> **Brief**
With images excluded, write out each entry below exactly as given.
-=-=-
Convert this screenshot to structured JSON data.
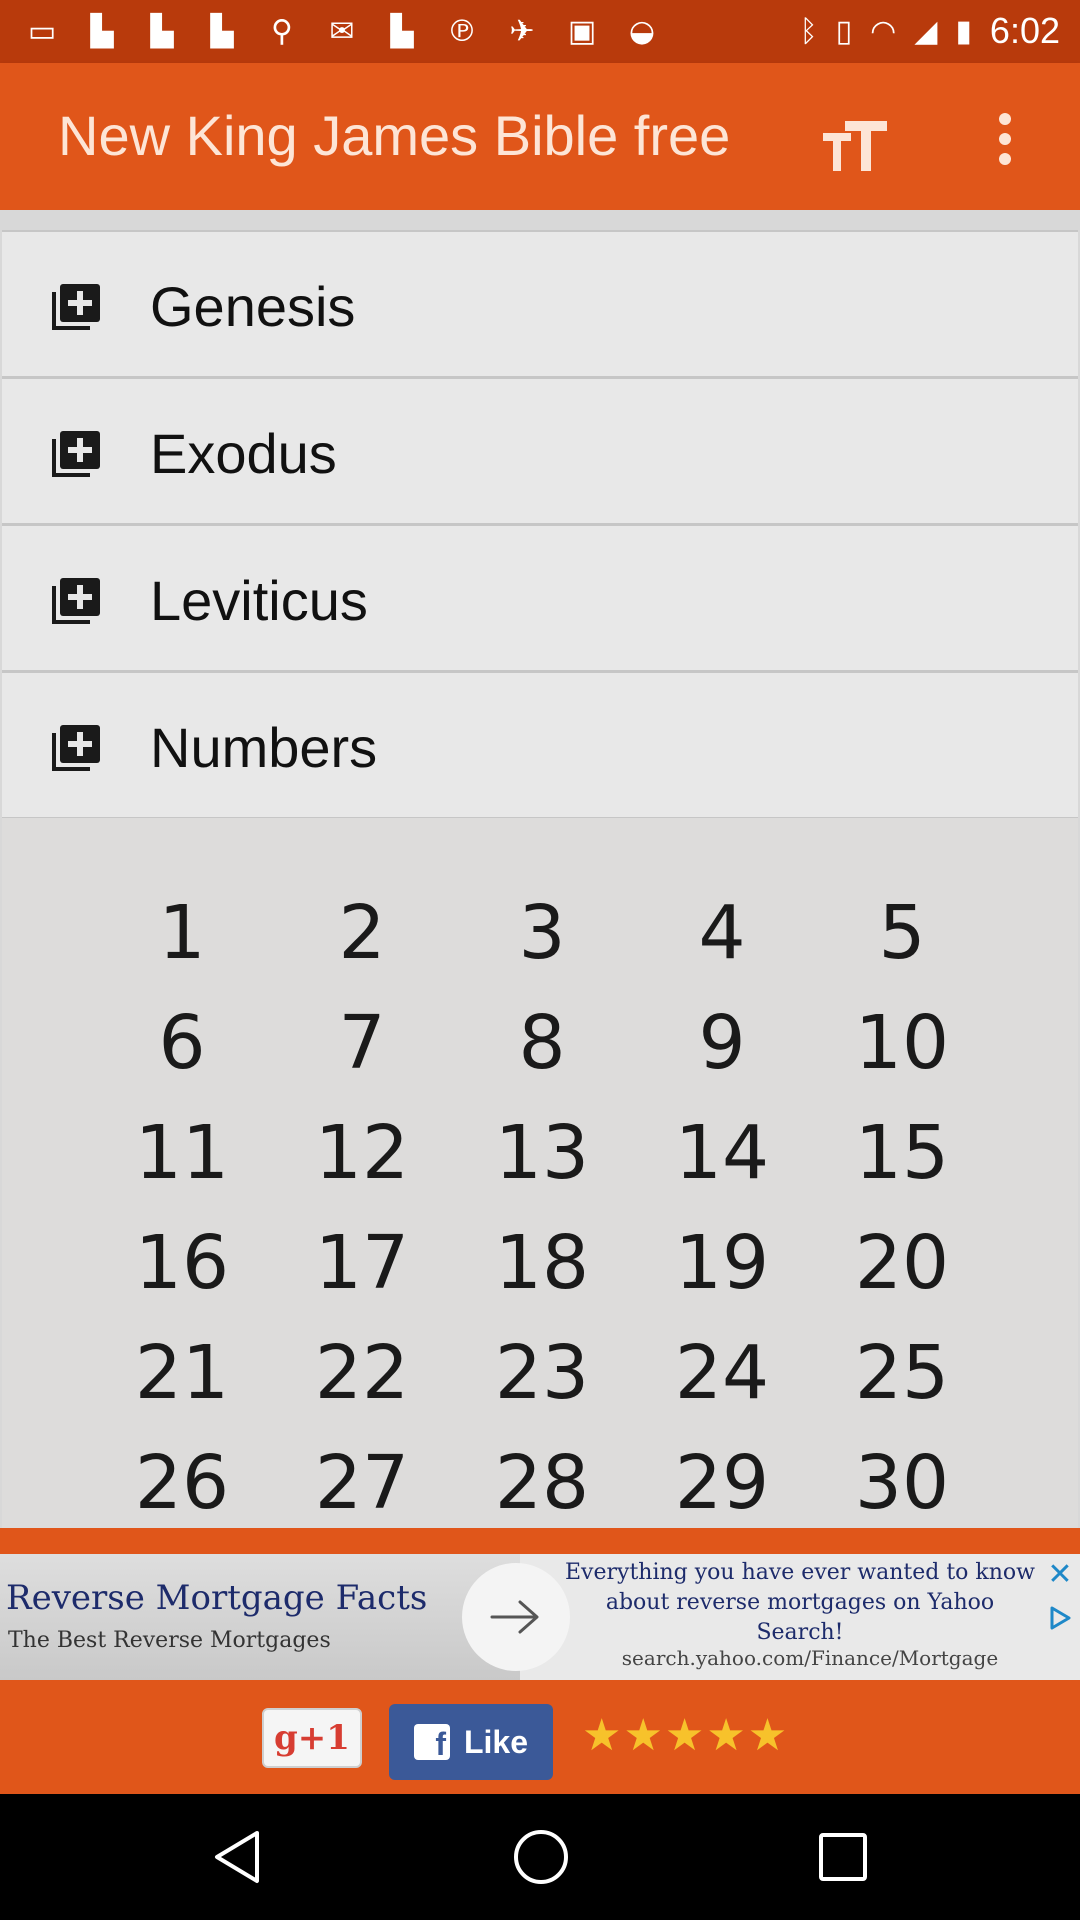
{
  "status_bar": {
    "time": "6:02",
    "left_icons": [
      "message-icon",
      "flipboard-icon",
      "flipboard-icon",
      "flipboard-icon",
      "location-icon",
      "mail-icon",
      "flipboard-icon",
      "pinterest-icon",
      "satellite-icon",
      "lock-icon",
      "android-icon"
    ],
    "right_icons": [
      "bluetooth-icon",
      "vibrate-icon",
      "wifi-icon",
      "signal-icon",
      "battery-icon"
    ]
  },
  "app_bar": {
    "title": "New King James Bible free",
    "text_size_icon": "text-size-icon",
    "overflow_icon": "more-vert-icon"
  },
  "books": [
    {
      "name": "Genesis",
      "icon": "library-add-icon"
    },
    {
      "name": "Exodus",
      "icon": "library-add-icon"
    },
    {
      "name": "Leviticus",
      "icon": "library-add-icon"
    },
    {
      "name": "Numbers",
      "icon": "library-add-icon"
    }
  ],
  "chapters": [
    "1",
    "2",
    "3",
    "4",
    "5",
    "6",
    "7",
    "8",
    "9",
    "10",
    "11",
    "12",
    "13",
    "14",
    "15",
    "16",
    "17",
    "18",
    "19",
    "20",
    "21",
    "22",
    "23",
    "24",
    "25",
    "26",
    "27",
    "28",
    "29",
    "30"
  ],
  "ad": {
    "headline": "Reverse Mortgage Facts",
    "subline": "The Best Reverse Mortgages",
    "description": "Everything you have ever wanted to know about reverse mortgages on Yahoo Search!",
    "url": "search.yahoo.com/Finance/Mortgage"
  },
  "social": {
    "gplus_label": "g+1",
    "like_label": "Like",
    "stars": "★★★★★",
    "rating": 5
  },
  "colors": {
    "status_bar": "#b83a0c",
    "app_bar": "#e0561a",
    "list_bg": "#e8e8e8",
    "facebook": "#3b5998",
    "star": "#f7c22b"
  }
}
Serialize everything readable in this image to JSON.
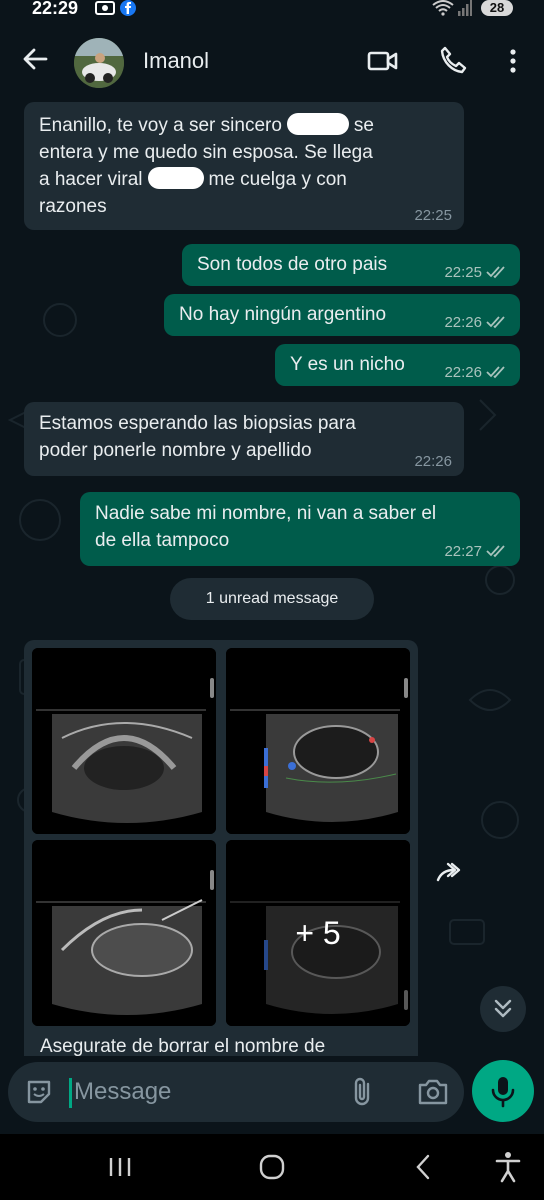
{
  "status_bar": {
    "time": "22:29",
    "battery": "28",
    "icons": [
      "photo-icon",
      "facebook-icon",
      "wifi-icon",
      "signal-icon"
    ]
  },
  "header": {
    "contact_name": "Imanol",
    "icons": [
      "back-arrow-icon",
      "video-call-icon",
      "phone-icon",
      "more-vert-icon"
    ]
  },
  "messages": [
    {
      "direction": "in",
      "lines": [
        "Enanillo, te voy a ser sincero",
        "se",
        "entera y me quedo sin esposa. Se llega",
        "a hacer viral",
        "me cuelga y con",
        "razones"
      ],
      "time": "22:25"
    },
    {
      "direction": "out",
      "text": "Son todos de otro pais",
      "time": "22:25",
      "status": "read"
    },
    {
      "direction": "out",
      "text": "No hay ningún argentino",
      "time": "22:26",
      "status": "read"
    },
    {
      "direction": "out",
      "text": "Y es un nicho",
      "time": "22:26",
      "status": "read"
    },
    {
      "direction": "in",
      "lines": [
        "Estamos esperando las biopsias para",
        "poder ponerle nombre y apellido"
      ],
      "time": "22:26"
    },
    {
      "direction": "out",
      "lines": [
        "Nadie sabe mi nombre, ni van a saber el",
        "de ella tampoco"
      ],
      "time": "22:27",
      "status": "read"
    }
  ],
  "unread_divider": "1 unread message",
  "album": {
    "images": [
      "ultrasound-image-1",
      "ultrasound-image-2",
      "ultrasound-image-3",
      "ultrasound-image-4"
    ],
    "more_count": "+ 5",
    "caption": "Asegurate de borrar el nombre de"
  },
  "input": {
    "placeholder": "Message"
  },
  "colors": {
    "background": "#0b141a",
    "incoming_bubble": "#1f2c34",
    "outgoing_bubble": "#005c4b",
    "accent": "#00a884",
    "read_ticks": "#a9c3bd"
  },
  "nav_icons": [
    "recent-apps-icon",
    "home-icon",
    "back-icon",
    "accessibility-icon"
  ]
}
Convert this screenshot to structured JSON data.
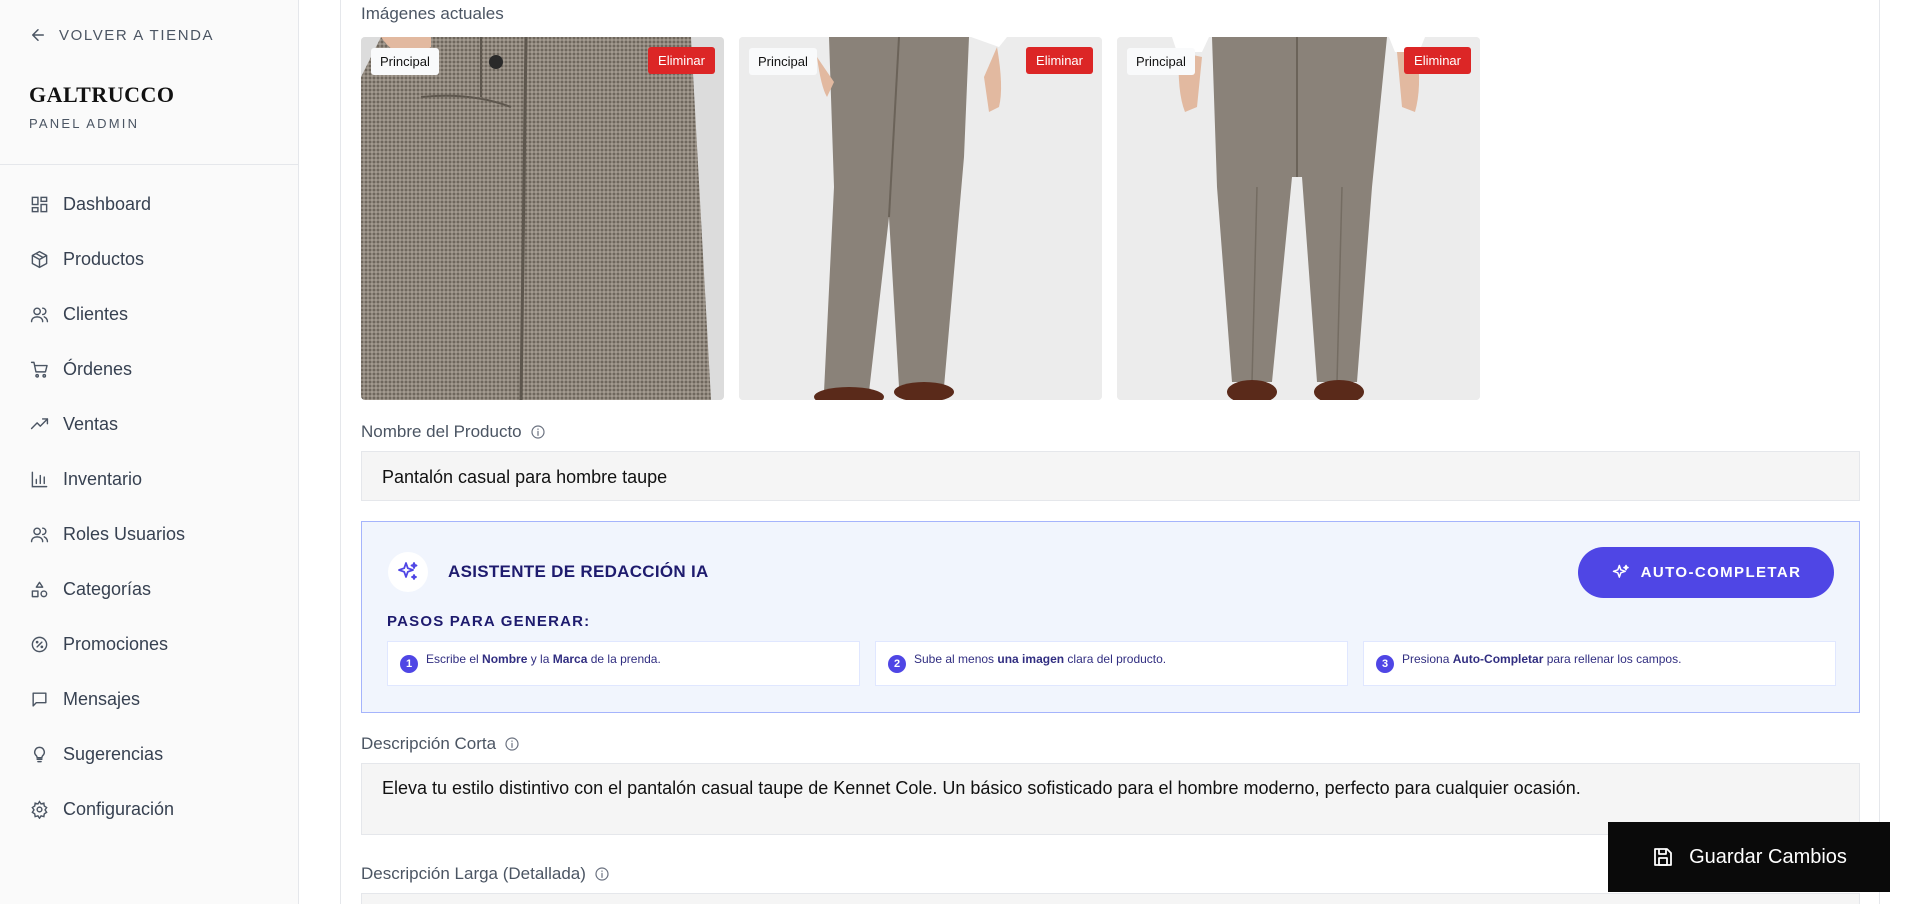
{
  "sidebar": {
    "back_label": "VOLVER A TIENDA",
    "brand": "GALTRUCCO",
    "brand_sub": "PANEL ADMIN",
    "items": [
      {
        "label": "Dashboard",
        "icon": "dashboard-icon"
      },
      {
        "label": "Productos",
        "icon": "box-icon"
      },
      {
        "label": "Clientes",
        "icon": "users-icon"
      },
      {
        "label": "Órdenes",
        "icon": "cart-icon"
      },
      {
        "label": "Ventas",
        "icon": "trending-up-icon"
      },
      {
        "label": "Inventario",
        "icon": "bar-chart-icon"
      },
      {
        "label": "Roles Usuarios",
        "icon": "user-roles-icon"
      },
      {
        "label": "Categorías",
        "icon": "shapes-icon"
      },
      {
        "label": "Promociones",
        "icon": "percent-badge-icon"
      },
      {
        "label": "Mensajes",
        "icon": "message-icon"
      },
      {
        "label": "Sugerencias",
        "icon": "lightbulb-icon"
      },
      {
        "label": "Configuración",
        "icon": "gear-icon"
      }
    ]
  },
  "main": {
    "current_images_label": "Imágenes actuales",
    "images": [
      {
        "badge": "Principal",
        "delete_label": "Eliminar"
      },
      {
        "badge": "Principal",
        "delete_label": "Eliminar"
      },
      {
        "badge": "Principal",
        "delete_label": "Eliminar"
      }
    ],
    "name_label": "Nombre del Producto",
    "name_value": "Pantalón casual para hombre taupe",
    "ai": {
      "title": "ASISTENTE DE REDACCIÓN IA",
      "button": "AUTO-COMPLETAR",
      "steps_title": "PASOS PARA GENERAR:",
      "steps": [
        {
          "num": "1",
          "pre": "Escribe el ",
          "b1": "Nombre",
          "mid": " y la ",
          "b2": "Marca",
          "post": " de la prenda."
        },
        {
          "num": "2",
          "pre": "Sube al menos ",
          "b1": "una imagen",
          "mid": " clara del producto.",
          "b2": "",
          "post": ""
        },
        {
          "num": "3",
          "pre": "Presiona ",
          "b1": "Auto-Completar",
          "mid": " para rellenar los campos.",
          "b2": "",
          "post": ""
        }
      ]
    },
    "short_desc_label": "Descripción Corta",
    "short_desc_value": "Eleva tu estilo distintivo con el pantalón casual taupe de Kennet Cole. Un básico sofisticado para el hombre moderno, perfecto para cualquier ocasión.",
    "long_desc_label": "Descripción Larga (Detallada)",
    "long_desc_value": ""
  },
  "save_button": "Guardar Cambios",
  "colors": {
    "accent": "#4f46e5",
    "danger": "#dc2626",
    "ai_bg": "#f1f5fd",
    "ai_border": "#a5b4fc"
  }
}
-=-=-
> **Task answer**
Convert this screenshot to structured JSON data.
{
  "status_bar": {
    "time": "6:02",
    "left_icons": [
      "message-icon",
      "flipboard-icon",
      "flipboard-icon",
      "flipboard-icon",
      "location-icon",
      "mail-icon",
      "flipboard-icon",
      "pinterest-icon",
      "satellite-icon",
      "lock-icon",
      "android-icon"
    ],
    "right_icons": [
      "bluetooth-icon",
      "vibrate-icon",
      "wifi-icon",
      "signal-icon",
      "battery-icon"
    ]
  },
  "app_bar": {
    "title": "New King James Bible free",
    "text_size_icon": "text-size-icon",
    "overflow_icon": "more-vert-icon"
  },
  "books": [
    {
      "name": "Genesis",
      "icon": "library-add-icon"
    },
    {
      "name": "Exodus",
      "icon": "library-add-icon"
    },
    {
      "name": "Leviticus",
      "icon": "library-add-icon"
    },
    {
      "name": "Numbers",
      "icon": "library-add-icon"
    }
  ],
  "chapters": [
    "1",
    "2",
    "3",
    "4",
    "5",
    "6",
    "7",
    "8",
    "9",
    "10",
    "11",
    "12",
    "13",
    "14",
    "15",
    "16",
    "17",
    "18",
    "19",
    "20",
    "21",
    "22",
    "23",
    "24",
    "25",
    "26",
    "27",
    "28",
    "29",
    "30"
  ],
  "ad": {
    "headline": "Reverse Mortgage Facts",
    "subline": "The Best Reverse Mortgages",
    "description": "Everything you have ever wanted to know about reverse mortgages on Yahoo Search!",
    "url": "search.yahoo.com/Finance/Mortgage"
  },
  "social": {
    "gplus_label": "g+1",
    "like_label": "Like",
    "stars": "★★★★★",
    "rating": 5
  },
  "colors": {
    "status_bar": "#b83a0c",
    "app_bar": "#e0561a",
    "list_bg": "#e8e8e8",
    "facebook": "#3b5998",
    "star": "#f7c22b"
  }
}
Serialize everything readable in this image to JSON.
{
  "status_bar": {
    "time": "22:29",
    "battery": "28",
    "icons": [
      "photo-icon",
      "facebook-icon",
      "wifi-icon",
      "signal-icon"
    ]
  },
  "header": {
    "contact_name": "Imanol",
    "icons": [
      "back-arrow-icon",
      "video-call-icon",
      "phone-icon",
      "more-vert-icon"
    ]
  },
  "messages": [
    {
      "direction": "in",
      "lines": [
        "Enanillo, te voy a ser sincero",
        "se",
        "entera y me quedo sin esposa. Se llega",
        "a hacer viral",
        "me cuelga y con",
        "razones"
      ],
      "time": "22:25"
    },
    {
      "direction": "out",
      "text": "Son todos de otro pais",
      "time": "22:25",
      "status": "read"
    },
    {
      "direction": "out",
      "text": "No hay ningún argentino",
      "time": "22:26",
      "status": "read"
    },
    {
      "direction": "out",
      "text": "Y es un nicho",
      "time": "22:26",
      "status": "read"
    },
    {
      "direction": "in",
      "lines": [
        "Estamos esperando las biopsias para",
        "poder ponerle nombre y apellido"
      ],
      "time": "22:26"
    },
    {
      "direction": "out",
      "lines": [
        "Nadie sabe mi nombre, ni van a saber el",
        "de ella tampoco"
      ],
      "time": "22:27",
      "status": "read"
    }
  ],
  "unread_divider": "1 unread message",
  "album": {
    "images": [
      "ultrasound-image-1",
      "ultrasound-image-2",
      "ultrasound-image-3",
      "ultrasound-image-4"
    ],
    "more_count": "+ 5",
    "caption": "Asegurate de borrar el nombre de"
  },
  "input": {
    "placeholder": "Message"
  },
  "colors": {
    "background": "#0b141a",
    "incoming_bubble": "#1f2c34",
    "outgoing_bubble": "#005c4b",
    "accent": "#00a884",
    "read_ticks": "#a9c3bd"
  },
  "nav_icons": [
    "recent-apps-icon",
    "home-icon",
    "back-icon",
    "accessibility-icon"
  ]
}
Convert this screenshot to structured JSON data.
{
  "sidebar": {
    "back_label": "VOLVER A TIENDA",
    "brand": "GALTRUCCO",
    "brand_sub": "PANEL ADMIN",
    "items": [
      {
        "label": "Dashboard",
        "icon": "dashboard-icon"
      },
      {
        "label": "Productos",
        "icon": "box-icon"
      },
      {
        "label": "Clientes",
        "icon": "users-icon"
      },
      {
        "label": "Órdenes",
        "icon": "cart-icon"
      },
      {
        "label": "Ventas",
        "icon": "trending-up-icon"
      },
      {
        "label": "Inventario",
        "icon": "bar-chart-icon"
      },
      {
        "label": "Roles Usuarios",
        "icon": "user-roles-icon"
      },
      {
        "label": "Categorías",
        "icon": "shapes-icon"
      },
      {
        "label": "Promociones",
        "icon": "percent-badge-icon"
      },
      {
        "label": "Mensajes",
        "icon": "message-icon"
      },
      {
        "label": "Sugerencias",
        "icon": "lightbulb-icon"
      },
      {
        "label": "Configuración",
        "icon": "gear-icon"
      }
    ]
  },
  "main": {
    "current_images_label": "Imágenes actuales",
    "images": [
      {
        "badge": "Principal",
        "delete_label": "Eliminar"
      },
      {
        "badge": "Principal",
        "delete_label": "Eliminar"
      },
      {
        "badge": "Principal",
        "delete_label": "Eliminar"
      }
    ],
    "name_label": "Nombre del Producto",
    "name_value": "Pantalón casual para hombre taupe",
    "ai": {
      "title": "ASISTENTE DE REDACCIÓN IA",
      "button": "AUTO-COMPLETAR",
      "steps_title": "PASOS PARA GENERAR:",
      "steps": [
        {
          "num": "1",
          "pre": "Escribe el ",
          "b1": "Nombre",
          "mid": " y la ",
          "b2": "Marca",
          "post": " de la prenda."
        },
        {
          "num": "2",
          "pre": "Sube al menos ",
          "b1": "una imagen",
          "mid": " clara del producto.",
          "b2": "",
          "post": ""
        },
        {
          "num": "3",
          "pre": "Presiona ",
          "b1": "Auto-Completar",
          "mid": " para rellenar los campos.",
          "b2": "",
          "post": ""
        }
      ]
    },
    "short_desc_label": "Descripción Corta",
    "short_desc_value": "Eleva tu estilo distintivo con el pantalón casual taupe de Kennet Cole. Un básico sofisticado para el hombre moderno, perfecto para cualquier ocasión.",
    "long_desc_label": "Descripción Larga (Detallada)",
    "long_desc_value": ""
  },
  "save_button": "Guardar Cambios",
  "colors": {
    "accent": "#4f46e5",
    "danger": "#dc2626",
    "ai_bg": "#f1f5fd",
    "ai_border": "#a5b4fc"
  }
}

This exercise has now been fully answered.